WHAT YOU SHOULD DO ▸ Copy out all the lines where "more" shows up.

Stored entries
:::

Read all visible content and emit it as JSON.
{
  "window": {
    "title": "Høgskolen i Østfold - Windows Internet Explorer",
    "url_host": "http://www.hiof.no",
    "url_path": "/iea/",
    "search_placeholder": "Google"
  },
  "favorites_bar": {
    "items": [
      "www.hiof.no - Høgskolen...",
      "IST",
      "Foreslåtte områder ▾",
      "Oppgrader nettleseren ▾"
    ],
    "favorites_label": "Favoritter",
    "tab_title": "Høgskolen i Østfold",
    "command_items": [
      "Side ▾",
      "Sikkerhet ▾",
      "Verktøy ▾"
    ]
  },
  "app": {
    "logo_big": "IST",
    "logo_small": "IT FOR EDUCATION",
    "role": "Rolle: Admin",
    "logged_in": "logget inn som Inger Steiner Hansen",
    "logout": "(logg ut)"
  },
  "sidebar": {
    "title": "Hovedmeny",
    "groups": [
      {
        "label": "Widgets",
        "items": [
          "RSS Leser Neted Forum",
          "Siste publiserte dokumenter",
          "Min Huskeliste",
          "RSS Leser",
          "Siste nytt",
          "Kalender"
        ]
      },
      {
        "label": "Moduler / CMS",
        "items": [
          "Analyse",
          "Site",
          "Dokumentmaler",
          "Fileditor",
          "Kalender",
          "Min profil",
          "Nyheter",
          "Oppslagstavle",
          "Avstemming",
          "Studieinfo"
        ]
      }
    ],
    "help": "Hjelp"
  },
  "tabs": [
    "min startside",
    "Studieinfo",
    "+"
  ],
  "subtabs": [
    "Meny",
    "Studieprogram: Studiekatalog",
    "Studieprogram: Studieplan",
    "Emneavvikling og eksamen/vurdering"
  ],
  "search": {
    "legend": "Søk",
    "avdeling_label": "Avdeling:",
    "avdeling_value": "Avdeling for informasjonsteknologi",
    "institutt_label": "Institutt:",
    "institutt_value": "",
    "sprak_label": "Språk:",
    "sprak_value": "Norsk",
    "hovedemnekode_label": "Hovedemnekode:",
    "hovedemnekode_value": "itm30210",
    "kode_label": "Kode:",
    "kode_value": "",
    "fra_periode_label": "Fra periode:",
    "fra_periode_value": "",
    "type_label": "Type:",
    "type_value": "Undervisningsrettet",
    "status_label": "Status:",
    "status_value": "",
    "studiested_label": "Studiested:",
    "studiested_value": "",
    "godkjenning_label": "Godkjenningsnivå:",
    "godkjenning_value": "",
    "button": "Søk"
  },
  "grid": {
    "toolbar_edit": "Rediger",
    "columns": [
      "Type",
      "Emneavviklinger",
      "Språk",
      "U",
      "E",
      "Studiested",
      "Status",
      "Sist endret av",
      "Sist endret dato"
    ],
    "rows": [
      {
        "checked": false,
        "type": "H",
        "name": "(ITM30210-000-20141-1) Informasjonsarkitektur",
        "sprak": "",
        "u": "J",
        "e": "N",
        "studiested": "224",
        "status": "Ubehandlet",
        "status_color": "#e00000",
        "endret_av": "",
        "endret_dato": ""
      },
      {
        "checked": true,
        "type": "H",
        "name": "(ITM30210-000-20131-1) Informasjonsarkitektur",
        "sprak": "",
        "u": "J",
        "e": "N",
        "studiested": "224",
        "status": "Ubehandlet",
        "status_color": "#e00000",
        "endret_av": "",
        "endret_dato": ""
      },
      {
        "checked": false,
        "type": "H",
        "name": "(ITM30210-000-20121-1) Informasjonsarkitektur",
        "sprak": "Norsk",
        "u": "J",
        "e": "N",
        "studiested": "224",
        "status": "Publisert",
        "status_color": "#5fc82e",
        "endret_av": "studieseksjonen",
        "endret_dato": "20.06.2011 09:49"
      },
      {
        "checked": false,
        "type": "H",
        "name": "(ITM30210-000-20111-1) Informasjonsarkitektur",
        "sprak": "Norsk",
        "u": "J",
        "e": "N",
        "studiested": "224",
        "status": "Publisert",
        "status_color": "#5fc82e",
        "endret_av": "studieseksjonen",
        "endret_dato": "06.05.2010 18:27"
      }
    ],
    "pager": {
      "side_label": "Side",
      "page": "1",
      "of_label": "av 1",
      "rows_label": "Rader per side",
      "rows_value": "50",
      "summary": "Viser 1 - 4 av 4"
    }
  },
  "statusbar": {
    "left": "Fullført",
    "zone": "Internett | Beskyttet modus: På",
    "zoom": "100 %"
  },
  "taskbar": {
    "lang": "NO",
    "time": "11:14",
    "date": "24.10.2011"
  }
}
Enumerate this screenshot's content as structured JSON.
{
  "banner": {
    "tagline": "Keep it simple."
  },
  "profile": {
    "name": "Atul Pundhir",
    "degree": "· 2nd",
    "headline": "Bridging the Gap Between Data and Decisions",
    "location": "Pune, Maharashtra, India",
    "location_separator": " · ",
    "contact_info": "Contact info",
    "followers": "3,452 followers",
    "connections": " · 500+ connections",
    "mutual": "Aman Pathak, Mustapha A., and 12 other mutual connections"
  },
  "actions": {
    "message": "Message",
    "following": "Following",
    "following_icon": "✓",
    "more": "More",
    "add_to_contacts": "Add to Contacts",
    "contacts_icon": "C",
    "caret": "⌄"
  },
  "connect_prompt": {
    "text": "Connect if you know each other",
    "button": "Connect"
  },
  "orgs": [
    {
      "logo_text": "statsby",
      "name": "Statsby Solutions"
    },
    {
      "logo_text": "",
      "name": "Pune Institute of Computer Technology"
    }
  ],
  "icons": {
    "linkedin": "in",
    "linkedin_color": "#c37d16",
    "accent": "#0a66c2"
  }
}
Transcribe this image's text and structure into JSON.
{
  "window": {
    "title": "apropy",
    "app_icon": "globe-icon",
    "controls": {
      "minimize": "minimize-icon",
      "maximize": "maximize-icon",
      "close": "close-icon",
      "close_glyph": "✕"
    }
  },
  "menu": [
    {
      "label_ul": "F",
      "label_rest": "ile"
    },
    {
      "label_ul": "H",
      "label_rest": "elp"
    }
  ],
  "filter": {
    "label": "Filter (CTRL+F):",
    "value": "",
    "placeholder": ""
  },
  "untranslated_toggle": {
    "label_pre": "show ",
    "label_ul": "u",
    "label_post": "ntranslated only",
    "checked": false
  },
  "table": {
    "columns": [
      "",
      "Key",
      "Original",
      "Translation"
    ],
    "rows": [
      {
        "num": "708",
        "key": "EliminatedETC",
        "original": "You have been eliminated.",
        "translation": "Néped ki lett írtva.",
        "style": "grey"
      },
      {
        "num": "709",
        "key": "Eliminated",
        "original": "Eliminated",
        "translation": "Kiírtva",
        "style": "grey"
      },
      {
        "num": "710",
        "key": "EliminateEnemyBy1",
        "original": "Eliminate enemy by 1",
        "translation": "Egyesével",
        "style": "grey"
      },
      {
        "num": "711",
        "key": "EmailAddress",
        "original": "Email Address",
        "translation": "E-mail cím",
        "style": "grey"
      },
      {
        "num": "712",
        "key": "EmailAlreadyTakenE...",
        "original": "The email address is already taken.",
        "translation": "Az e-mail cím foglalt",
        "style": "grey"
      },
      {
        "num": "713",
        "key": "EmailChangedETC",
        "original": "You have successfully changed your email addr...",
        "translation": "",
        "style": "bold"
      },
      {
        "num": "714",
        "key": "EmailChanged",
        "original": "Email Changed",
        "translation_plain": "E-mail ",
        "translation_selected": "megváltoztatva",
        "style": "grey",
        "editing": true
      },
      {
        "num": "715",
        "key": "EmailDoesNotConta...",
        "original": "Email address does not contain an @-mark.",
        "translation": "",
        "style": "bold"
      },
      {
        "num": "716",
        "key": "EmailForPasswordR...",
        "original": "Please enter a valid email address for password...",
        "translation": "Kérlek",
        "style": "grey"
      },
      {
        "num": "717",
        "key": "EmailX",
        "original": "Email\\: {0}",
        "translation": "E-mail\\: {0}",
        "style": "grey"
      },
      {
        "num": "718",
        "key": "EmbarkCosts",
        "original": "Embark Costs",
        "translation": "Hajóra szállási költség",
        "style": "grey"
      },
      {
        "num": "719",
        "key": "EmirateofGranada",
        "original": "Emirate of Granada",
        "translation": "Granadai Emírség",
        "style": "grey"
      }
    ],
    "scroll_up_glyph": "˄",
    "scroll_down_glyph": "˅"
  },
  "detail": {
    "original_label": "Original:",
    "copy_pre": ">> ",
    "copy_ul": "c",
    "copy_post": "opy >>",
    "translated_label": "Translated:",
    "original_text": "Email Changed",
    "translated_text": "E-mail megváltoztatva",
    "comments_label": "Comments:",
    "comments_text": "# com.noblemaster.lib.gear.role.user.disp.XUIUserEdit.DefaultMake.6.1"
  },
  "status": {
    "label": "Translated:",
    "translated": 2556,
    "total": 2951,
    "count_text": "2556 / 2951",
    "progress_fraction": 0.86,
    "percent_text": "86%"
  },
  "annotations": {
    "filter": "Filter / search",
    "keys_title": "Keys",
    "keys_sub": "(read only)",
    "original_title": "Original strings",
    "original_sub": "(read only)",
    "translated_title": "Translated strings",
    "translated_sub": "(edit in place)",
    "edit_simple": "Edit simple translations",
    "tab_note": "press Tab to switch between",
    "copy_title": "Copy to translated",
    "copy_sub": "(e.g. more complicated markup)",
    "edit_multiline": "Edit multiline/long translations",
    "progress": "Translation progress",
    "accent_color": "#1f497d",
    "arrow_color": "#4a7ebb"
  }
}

:::

FULL OUTPUT ▸
    "more": "More",
    "copy_sub": "(e.g. more complicated markup)",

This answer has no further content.